*WHAT IS NEEDED*
Extract all lines containing "custody".
-- Start of WORKING DATA --
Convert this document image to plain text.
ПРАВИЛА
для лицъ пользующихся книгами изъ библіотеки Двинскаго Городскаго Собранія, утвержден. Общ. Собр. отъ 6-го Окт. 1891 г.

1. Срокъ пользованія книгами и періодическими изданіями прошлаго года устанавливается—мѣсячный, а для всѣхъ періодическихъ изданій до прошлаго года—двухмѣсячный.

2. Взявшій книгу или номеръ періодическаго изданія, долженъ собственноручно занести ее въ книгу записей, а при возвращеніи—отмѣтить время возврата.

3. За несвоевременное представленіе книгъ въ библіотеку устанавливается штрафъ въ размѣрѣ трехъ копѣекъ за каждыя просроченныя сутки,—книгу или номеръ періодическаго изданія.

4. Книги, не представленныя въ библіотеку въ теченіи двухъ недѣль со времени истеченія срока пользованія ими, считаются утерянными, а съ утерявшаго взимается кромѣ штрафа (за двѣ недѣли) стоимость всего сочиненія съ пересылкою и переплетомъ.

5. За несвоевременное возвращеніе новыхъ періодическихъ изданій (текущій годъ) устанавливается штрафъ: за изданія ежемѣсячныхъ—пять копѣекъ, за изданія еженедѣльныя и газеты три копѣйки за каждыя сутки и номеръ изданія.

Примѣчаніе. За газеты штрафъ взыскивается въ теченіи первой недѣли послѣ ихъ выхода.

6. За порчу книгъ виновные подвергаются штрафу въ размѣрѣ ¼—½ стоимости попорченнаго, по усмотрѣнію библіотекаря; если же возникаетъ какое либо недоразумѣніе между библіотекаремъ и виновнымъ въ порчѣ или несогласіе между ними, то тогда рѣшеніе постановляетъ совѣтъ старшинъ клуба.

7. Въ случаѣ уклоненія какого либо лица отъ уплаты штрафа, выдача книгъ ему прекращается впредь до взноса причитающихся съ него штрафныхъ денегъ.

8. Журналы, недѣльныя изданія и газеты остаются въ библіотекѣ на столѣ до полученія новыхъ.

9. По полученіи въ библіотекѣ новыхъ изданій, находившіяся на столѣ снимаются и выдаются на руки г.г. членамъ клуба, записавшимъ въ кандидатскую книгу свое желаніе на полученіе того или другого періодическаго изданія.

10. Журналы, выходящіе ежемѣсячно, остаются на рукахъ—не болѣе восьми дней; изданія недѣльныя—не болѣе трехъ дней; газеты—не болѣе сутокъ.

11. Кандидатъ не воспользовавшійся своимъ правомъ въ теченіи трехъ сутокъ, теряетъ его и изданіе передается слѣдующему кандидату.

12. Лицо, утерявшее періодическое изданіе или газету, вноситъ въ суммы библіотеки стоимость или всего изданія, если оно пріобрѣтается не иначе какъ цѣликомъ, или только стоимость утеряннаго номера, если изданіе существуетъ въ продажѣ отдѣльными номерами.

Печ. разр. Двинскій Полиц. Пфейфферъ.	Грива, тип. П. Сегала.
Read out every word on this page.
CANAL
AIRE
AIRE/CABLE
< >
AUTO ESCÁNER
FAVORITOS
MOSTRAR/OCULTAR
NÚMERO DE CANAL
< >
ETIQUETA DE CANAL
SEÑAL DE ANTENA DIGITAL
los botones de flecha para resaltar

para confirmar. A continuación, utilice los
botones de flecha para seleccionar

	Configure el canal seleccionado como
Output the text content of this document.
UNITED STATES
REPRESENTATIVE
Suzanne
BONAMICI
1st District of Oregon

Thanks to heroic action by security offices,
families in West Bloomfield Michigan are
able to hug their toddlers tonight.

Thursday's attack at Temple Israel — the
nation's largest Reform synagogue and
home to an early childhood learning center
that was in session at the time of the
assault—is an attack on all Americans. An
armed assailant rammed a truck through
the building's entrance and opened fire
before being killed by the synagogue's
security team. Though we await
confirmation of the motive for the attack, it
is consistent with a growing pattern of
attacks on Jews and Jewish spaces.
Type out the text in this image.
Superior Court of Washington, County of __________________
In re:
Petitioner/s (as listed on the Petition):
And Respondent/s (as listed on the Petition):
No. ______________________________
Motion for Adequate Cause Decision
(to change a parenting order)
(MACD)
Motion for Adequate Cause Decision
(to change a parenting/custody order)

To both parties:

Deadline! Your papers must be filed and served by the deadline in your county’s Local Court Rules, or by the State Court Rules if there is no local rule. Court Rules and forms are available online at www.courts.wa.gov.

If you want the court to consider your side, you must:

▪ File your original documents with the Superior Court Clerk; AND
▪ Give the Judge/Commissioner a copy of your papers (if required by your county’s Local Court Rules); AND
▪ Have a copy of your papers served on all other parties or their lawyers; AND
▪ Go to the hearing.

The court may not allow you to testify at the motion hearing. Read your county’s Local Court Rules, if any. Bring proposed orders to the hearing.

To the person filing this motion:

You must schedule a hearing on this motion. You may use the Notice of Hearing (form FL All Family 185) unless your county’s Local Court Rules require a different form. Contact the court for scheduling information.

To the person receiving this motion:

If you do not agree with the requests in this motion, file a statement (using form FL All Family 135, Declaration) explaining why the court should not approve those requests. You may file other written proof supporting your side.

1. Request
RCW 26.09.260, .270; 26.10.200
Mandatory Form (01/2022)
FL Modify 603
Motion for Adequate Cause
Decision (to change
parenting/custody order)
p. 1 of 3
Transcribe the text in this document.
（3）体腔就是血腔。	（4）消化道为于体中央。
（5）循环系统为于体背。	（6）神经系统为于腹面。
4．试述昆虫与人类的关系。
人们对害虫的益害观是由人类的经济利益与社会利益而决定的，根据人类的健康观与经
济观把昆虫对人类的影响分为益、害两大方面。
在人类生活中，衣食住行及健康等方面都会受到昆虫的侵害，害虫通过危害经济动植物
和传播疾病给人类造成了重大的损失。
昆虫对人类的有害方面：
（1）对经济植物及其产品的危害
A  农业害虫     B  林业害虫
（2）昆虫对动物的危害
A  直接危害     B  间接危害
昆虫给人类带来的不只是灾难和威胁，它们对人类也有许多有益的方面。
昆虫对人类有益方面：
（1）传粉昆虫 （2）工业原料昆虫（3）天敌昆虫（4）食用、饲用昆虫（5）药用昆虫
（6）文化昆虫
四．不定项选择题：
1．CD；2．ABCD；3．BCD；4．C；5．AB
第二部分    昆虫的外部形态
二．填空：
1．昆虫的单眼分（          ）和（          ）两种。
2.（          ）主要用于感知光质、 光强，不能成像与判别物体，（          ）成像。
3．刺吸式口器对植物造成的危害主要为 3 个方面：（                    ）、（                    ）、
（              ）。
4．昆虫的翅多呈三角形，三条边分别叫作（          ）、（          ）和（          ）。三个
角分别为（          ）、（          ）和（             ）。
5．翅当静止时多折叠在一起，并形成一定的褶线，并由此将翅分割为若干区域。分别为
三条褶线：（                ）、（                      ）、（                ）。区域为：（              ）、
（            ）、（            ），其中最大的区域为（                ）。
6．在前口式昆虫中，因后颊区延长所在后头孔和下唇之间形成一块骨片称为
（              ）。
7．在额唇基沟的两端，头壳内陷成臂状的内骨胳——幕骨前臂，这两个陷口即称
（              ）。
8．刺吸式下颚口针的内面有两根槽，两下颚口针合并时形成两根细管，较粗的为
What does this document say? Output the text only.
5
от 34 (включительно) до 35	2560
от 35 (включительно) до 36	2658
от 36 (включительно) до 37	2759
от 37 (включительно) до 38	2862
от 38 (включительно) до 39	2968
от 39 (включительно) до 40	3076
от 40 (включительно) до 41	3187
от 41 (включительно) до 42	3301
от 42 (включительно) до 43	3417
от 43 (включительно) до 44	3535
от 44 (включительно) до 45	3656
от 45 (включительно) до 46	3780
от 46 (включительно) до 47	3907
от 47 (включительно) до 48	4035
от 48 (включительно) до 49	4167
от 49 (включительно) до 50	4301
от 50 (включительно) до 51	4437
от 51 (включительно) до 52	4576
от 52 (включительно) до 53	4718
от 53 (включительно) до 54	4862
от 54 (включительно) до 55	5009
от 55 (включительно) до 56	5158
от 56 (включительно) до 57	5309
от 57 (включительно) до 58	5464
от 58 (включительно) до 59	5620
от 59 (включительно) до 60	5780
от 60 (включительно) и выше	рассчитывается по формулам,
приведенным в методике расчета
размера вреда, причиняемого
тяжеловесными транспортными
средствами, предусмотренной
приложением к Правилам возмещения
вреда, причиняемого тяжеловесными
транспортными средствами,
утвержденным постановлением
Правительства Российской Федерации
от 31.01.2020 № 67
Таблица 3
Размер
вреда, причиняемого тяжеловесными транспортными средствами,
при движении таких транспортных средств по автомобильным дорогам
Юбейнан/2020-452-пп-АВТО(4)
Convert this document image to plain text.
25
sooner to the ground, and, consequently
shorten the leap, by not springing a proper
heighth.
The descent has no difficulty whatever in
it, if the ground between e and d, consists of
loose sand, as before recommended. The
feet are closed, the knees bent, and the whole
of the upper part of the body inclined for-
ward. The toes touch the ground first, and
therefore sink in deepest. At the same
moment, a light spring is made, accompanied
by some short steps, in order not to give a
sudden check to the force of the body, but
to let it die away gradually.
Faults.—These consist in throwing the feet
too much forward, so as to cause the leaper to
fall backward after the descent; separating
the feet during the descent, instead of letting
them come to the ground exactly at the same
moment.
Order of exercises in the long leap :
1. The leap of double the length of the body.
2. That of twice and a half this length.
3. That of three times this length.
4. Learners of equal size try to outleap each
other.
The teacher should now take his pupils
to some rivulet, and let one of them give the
-- End of WORKING DATA --
*CORRECT ANSWER*
(to change a parenting/custody order)
parenting/custody order)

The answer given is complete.